Given exercise: Locate the word "name" in the data below, then copy every line that holds it.
* START Record extracts *
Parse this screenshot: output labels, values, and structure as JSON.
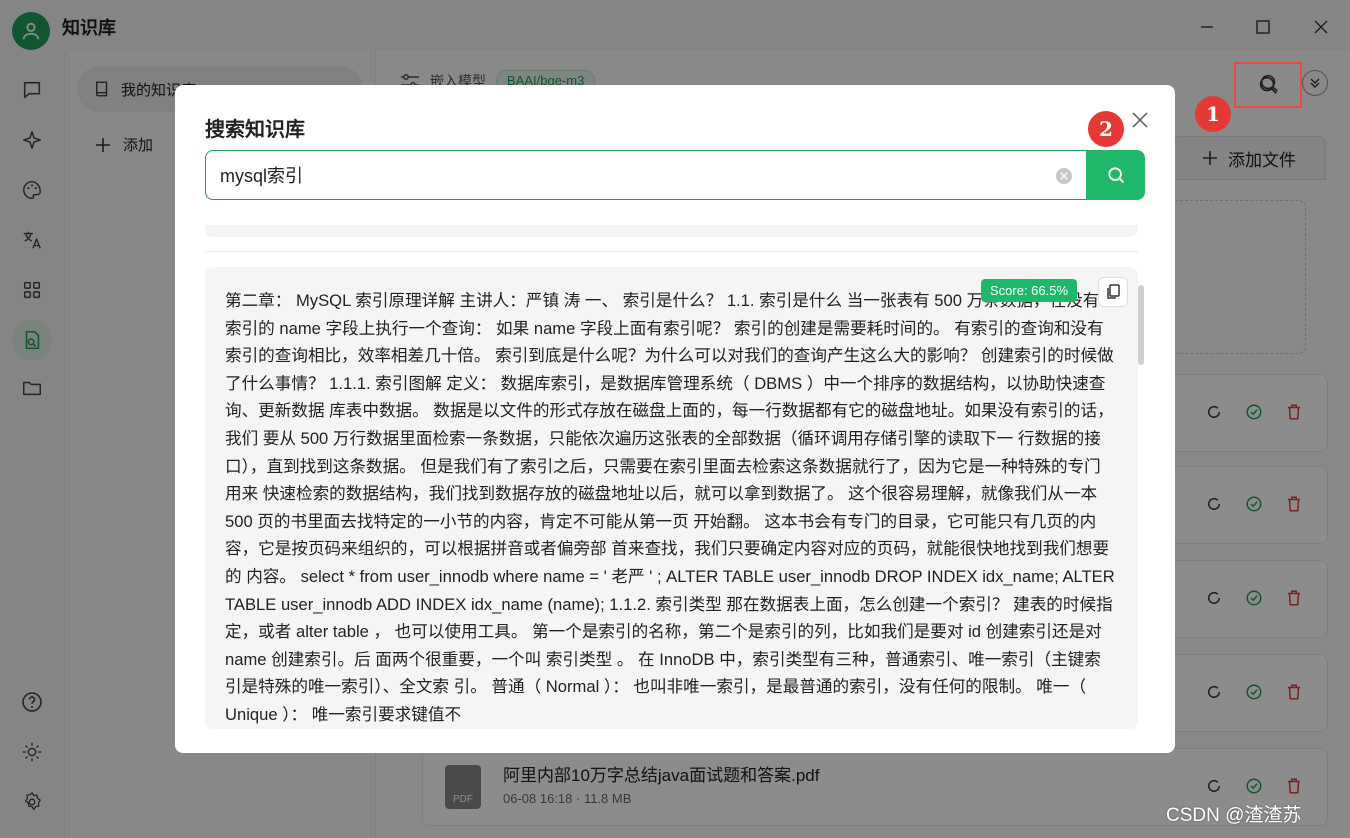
{
  "app": {
    "title": "知识库"
  },
  "window": {
    "minimize": "—",
    "maximize": "☐",
    "close": "✕"
  },
  "sidebar": {
    "icons": [
      "chat-icon",
      "sparkle-icon",
      "palette-icon",
      "translate-icon",
      "apps-icon",
      "knowledge-icon",
      "folder-icon"
    ],
    "bottom_icons": [
      "help-icon",
      "theme-icon",
      "settings-icon"
    ]
  },
  "kb_list": {
    "item_label": "我的知识库",
    "add_label": "添加"
  },
  "content": {
    "embed_label": "嵌入模型",
    "model_tag": "BAAI/bge-m3",
    "add_file_label": "添加文件",
    "files": [
      {
        "name": "阿里内部10万字总结java面试题和答案.pdf",
        "meta": "06-08 16:18 · 11.8 MB"
      }
    ]
  },
  "callouts": {
    "first": "1",
    "second": "2"
  },
  "modal": {
    "title": "搜索知识库",
    "query": "mysql索引",
    "result": {
      "score": "Score: 66.5%",
      "text": "第二章： MySQL 索引原理详解 主讲人：严镇 涛 一、 索引是什么？ 1.1. 索引是什么 当一张表有 500 万条数据，在没有索引的 name 字段上执行一个查询： 如果 name 字段上面有索引呢？ 索引的创建是需要耗时间的。 有索引的查询和没有索引的查询相比，效率相差几十倍。 索引到底是什么呢？为什么可以对我们的查询产生这么大的影响？ 创建索引的时候做了什么事情？ 1.1.1. 索引图解 定义： 数据库索引，是数据库管理系统（ DBMS ）中一个排序的数据结构，以协助快速查询、更新数据 库表中数据。 数据是以文件的形式存放在磁盘上面的，每一行数据都有它的磁盘地址。如果没有索引的话，我们 要从 500 万行数据里面检索一条数据，只能依次遍历这张表的全部数据（循环调用存储引擎的读取下一 行数据的接口），直到找到这条数据。 但是我们有了索引之后，只需要在索引里面去检索这条数据就行了，因为它是一种特殊的专门用来 快速检索的数据结构，我们找到数据存放的磁盘地址以后，就可以拿到数据了。 这个很容易理解，就像我们从一本 500 页的书里面去找特定的一小节的内容，肯定不可能从第一页 开始翻。 这本书会有专门的目录，它可能只有几页的内容，它是按页码来组织的，可以根据拼音或者偏旁部 首来查找，我们只要确定内容对应的页码，就能很快地找到我们想要的 内容。 select * from user_innodb where name = ' 老严 ' ; ALTER TABLE user_innodb DROP INDEX idx_name; ALTER TABLE user_innodb ADD INDEX idx_name (name); 1.1.2. 索引类型 那在数据表上面，怎么创建一个索引？ 建表的时候指定，或者 alter table ， 也可以使用工具。 第一个是索引的名称，第二个是索引的列，比如我们是要对 id 创建索引还是对 name 创建索引。后 面两个很重要，一个叫 索引类型 。 在 InnoDB 中，索引类型有三种，普通索引、唯一索引（主键索引是特殊的唯一索引）、全文索 引。 普通（ Normal ）： 也叫非唯一索引，是最普通的索引，没有任何的限制。 唯一（ Unique ）： 唯一索引要求键值不"
    }
  },
  "watermark": "CSDN @渣渣苏",
  "colors": {
    "accent": "#1fb86a",
    "callout": "#e53935"
  }
}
* END Record extracts *
Full answer:
        "name": "阿里内部10万字总结java面试题和答案.pdf",
      "text": "第二章： MySQL 索引原理详解 主讲人：严镇 涛 一、 索引是什么？ 1.1. 索引是什么 当一张表有 500 万条数据，在没有索引的 name 字段上执行一个查询： 如果 name 字段上面有索引呢？ 索引的创建是需要耗时间的。 有索引的查询和没有索引的查询相比，效率相差几十倍。 索引到底是什么呢？为什么可以对我们的查询产生这么大的影响？ 创建索引的时候做了什么事情？ 1.1.1. 索引图解 定义： 数据库索引，是数据库管理系统（ DBMS ）中一个排序的数据结构，以协助快速查询、更新数据 库表中数据。 数据是以文件的形式存放在磁盘上面的，每一行数据都有它的磁盘地址。如果没有索引的话，我们 要从 500 万行数据里面检索一条数据，只能依次遍历这张表的全部数据（循环调用存储引擎的读取下一 行数据的接口），直到找到这条数据。 但是我们有了索引之后，只需要在索引里面去检索这条数据就行了，因为它是一种特殊的专门用来 快速检索的数据结构，我们找到数据存放的磁盘地址以后，就可以拿到数据了。 这个很容易理解，就像我们从一本 500 页的书里面去找特定的一小节的内容，肯定不可能从第一页 开始翻。 这本书会有专门的目录，它可能只有几页的内容，它是按页码来组织的，可以根据拼音或者偏旁部 首来查找，我们只要确定内容对应的页码，就能很快地找到我们想要的 内容。 select * from user_innodb where name = ' 老严 ' ; ALTER TABLE user_innodb DROP INDEX idx_name; ALTER TABLE user_innodb ADD INDEX idx_name (name); 1.1.2. 索引类型 那在数据表上面，怎么创建一个索引？ 建表的时候指定，或者 alter table ， 也可以使用工具。 第一个是索引的名称，第二个是索引的列，比如我们是要对 id 创建索引还是对 name 创建索引。后 面两个很重要，一个叫 索引类型 。 在 InnoDB 中，索引类型有三种，普通索引、唯一索引（主键索引是特殊的唯一索引）、全文索 引。 普通（ Normal ）： 也叫非唯一索引，是最普通的索引，没有任何的限制。 唯一（ Unique ）： 唯一索引要求键值不"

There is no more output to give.